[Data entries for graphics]

******

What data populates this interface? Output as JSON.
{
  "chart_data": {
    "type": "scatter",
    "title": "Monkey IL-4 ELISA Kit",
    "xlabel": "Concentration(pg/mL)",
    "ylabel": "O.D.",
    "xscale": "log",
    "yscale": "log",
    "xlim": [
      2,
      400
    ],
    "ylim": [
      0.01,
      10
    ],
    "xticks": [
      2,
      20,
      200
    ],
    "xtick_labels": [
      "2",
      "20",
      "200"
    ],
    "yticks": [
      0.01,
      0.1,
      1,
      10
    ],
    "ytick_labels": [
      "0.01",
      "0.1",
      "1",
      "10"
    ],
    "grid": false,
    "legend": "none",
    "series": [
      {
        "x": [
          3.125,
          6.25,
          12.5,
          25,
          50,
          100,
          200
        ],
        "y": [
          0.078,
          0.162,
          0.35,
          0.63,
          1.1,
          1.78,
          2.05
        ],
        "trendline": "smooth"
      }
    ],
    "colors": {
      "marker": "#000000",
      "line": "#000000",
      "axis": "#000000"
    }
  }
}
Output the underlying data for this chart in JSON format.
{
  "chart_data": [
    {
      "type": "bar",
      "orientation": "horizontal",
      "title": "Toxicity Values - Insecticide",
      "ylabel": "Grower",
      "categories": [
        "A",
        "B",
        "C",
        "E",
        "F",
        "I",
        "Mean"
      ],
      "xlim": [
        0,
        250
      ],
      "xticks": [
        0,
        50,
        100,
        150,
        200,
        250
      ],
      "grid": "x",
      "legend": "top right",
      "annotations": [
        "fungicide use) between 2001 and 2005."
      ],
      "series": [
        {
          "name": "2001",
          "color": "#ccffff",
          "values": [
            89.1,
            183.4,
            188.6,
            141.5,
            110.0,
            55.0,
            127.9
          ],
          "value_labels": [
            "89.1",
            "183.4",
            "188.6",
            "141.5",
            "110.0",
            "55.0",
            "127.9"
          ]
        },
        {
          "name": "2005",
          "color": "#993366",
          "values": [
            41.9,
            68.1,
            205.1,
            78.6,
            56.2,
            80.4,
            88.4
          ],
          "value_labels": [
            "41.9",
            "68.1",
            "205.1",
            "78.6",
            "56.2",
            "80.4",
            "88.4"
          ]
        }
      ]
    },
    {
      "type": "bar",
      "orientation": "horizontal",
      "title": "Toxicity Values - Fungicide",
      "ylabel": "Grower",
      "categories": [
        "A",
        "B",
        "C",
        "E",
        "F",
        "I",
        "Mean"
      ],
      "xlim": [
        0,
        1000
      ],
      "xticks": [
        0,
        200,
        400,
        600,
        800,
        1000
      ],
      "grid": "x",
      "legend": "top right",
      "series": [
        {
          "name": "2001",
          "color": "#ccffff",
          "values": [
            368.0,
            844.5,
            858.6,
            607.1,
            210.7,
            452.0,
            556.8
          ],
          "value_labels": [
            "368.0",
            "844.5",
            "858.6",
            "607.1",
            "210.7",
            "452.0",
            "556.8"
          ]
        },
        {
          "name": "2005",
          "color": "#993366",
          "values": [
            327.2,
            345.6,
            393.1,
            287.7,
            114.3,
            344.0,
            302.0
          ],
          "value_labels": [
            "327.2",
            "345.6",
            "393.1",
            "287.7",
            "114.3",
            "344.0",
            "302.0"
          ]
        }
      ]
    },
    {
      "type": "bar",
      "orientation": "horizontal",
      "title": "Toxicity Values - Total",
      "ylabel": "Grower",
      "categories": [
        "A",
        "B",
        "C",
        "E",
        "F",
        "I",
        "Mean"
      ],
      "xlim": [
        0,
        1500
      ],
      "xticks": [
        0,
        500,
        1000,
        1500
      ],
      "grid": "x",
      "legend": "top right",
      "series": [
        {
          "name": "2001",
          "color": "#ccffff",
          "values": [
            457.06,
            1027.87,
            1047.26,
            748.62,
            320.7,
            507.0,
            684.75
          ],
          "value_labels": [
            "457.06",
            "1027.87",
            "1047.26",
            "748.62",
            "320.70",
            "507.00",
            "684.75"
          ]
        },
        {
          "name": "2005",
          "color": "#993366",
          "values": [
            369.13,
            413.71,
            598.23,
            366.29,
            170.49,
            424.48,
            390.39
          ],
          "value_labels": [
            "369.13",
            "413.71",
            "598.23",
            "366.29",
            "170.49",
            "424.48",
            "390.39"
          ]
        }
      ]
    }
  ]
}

******

### Stated problem
Please restate the whole listing word for word.

### Response to this exercise
What data populates this interface? Output as JSON.
{
  "chart_data": {
    "type": "scatter",
    "title": "Monkey IL-4 ELISA Kit",
    "xlabel": "Concentration(pg/mL)",
    "ylabel": "O.D.",
    "xscale": "log",
    "yscale": "log",
    "xlim": [
      2,
      400
    ],
    "ylim": [
      0.01,
      10
    ],
    "xticks": [
      2,
      20,
      200
    ],
    "xtick_labels": [
      "2",
      "20",
      "200"
    ],
    "yticks": [
      0.01,
      0.1,
      1,
      10
    ],
    "ytick_labels": [
      "0.01",
      "0.1",
      "1",
      "10"
    ],
    "grid": false,
    "legend": "none",
    "series": [
      {
        "x": [
          3.125,
          6.25,
          12.5,
          25,
          50,
          100,
          200
        ],
        "y": [
          0.078,
          0.162,
          0.35,
          0.63,
          1.1,
          1.78,
          2.05
        ],
        "trendline": "smooth"
      }
    ],
    "colors": {
      "marker": "#000000",
      "line": "#000000",
      "axis": "#000000"
    }
  }
}
Output the underlying data for this chart in JSON format.
{
  "chart_data": [
    {
      "type": "bar",
      "orientation": "horizontal",
      "title": "Toxicity Values - Insecticide",
      "ylabel": "Grower",
      "categories": [
        "A",
        "B",
        "C",
        "E",
        "F",
        "I",
        "Mean"
      ],
      "xlim": [
        0,
        250
      ],
      "xticks": [
        0,
        50,
        100,
        150,
        200,
        250
      ],
      "grid": "x",
      "legend": "top right",
      "annotations": [
        "fungicide use) between 2001 and 2005."
      ],
      "series": [
        {
          "name": "2001",
          "color": "#ccffff",
          "values": [
            89.1,
            183.4,
            188.6,
            141.5,
            110.0,
            55.0,
            127.9
          ],
          "value_labels": [
            "89.1",
            "183.4",
            "188.6",
            "141.5",
            "110.0",
            "55.0",
            "127.9"
          ]
        },
        {
          "name": "2005",
          "color": "#993366",
          "values": [
            41.9,
            68.1,
            205.1,
            78.6,
            56.2,
            80.4,
            88.4
          ],
          "value_labels": [
            "41.9",
            "68.1",
            "205.1",
            "78.6",
            "56.2",
            "80.4",
            "88.4"
          ]
        }
      ]
    },
    {
      "type": "bar",
      "orientation": "horizontal",
      "title": "Toxicity Values - Fungicide",
      "ylabel": "Grower",
      "categories": [
        "A",
        "B",
        "C",
        "E",
        "F",
        "I",
        "Mean"
      ],
      "xlim": [
        0,
        1000
      ],
      "xticks": [
        0,
        200,
        400,
        600,
        800,
        1000
      ],
      "grid": "x",
      "legend": "top right",
      "series": [
        {
          "name": "2001",
          "color": "#ccffff",
          "values": [
            368.0,
            844.5,
            858.6,
            607.1,
            210.7,
            452.0,
            556.8
          ],
          "value_labels": [
            "368.0",
            "844.5",
            "858.6",
            "607.1",
            "210.7",
            "452.0",
            "556.8"
          ]
        },
        {
          "name": "2005",
          "color": "#993366",
          "values": [
            327.2,
            345.6,
            393.1,
            287.7,
            114.3,
            344.0,
            302.0
          ],
          "value_labels": [
            "327.2",
            "345.6",
            "393.1",
            "287.7",
            "114.3",
            "344.0",
            "302.0"
          ]
        }
      ]
    },
    {
      "type": "bar",
      "orientation": "horizontal",
      "title": "Toxicity Values - Total",
      "ylabel": "Grower",
      "categories": [
        "A",
        "B",
        "C",
        "E",
        "F",
        "I",
        "Mean"
      ],
      "xlim": [
        0,
        1500
      ],
      "xticks": [
        0,
        500,
        1000,
        1500
      ],
      "grid": "x",
      "legend": "top right",
      "series": [
        {
          "name": "2001",
          "color": "#ccffff",
          "values": [
            457.06,
            1027.87,
            1047.26,
            748.62,
            320.7,
            507.0,
            684.75
          ],
          "value_labels": [
            "457.06",
            "1027.87",
            "1047.26",
            "748.62",
            "320.70",
            "507.00",
            "684.75"
          ]
        },
        {
          "name": "2005",
          "color": "#993366",
          "values": [
            369.13,
            413.71,
            598.23,
            366.29,
            170.49,
            424.48,
            390.39
          ],
          "value_labels": [
            "369.13",
            "413.71",
            "598.23",
            "366.29",
            "170.49",
            "424.48",
            "390.39"
          ]
        }
      ]
    }
  ]
}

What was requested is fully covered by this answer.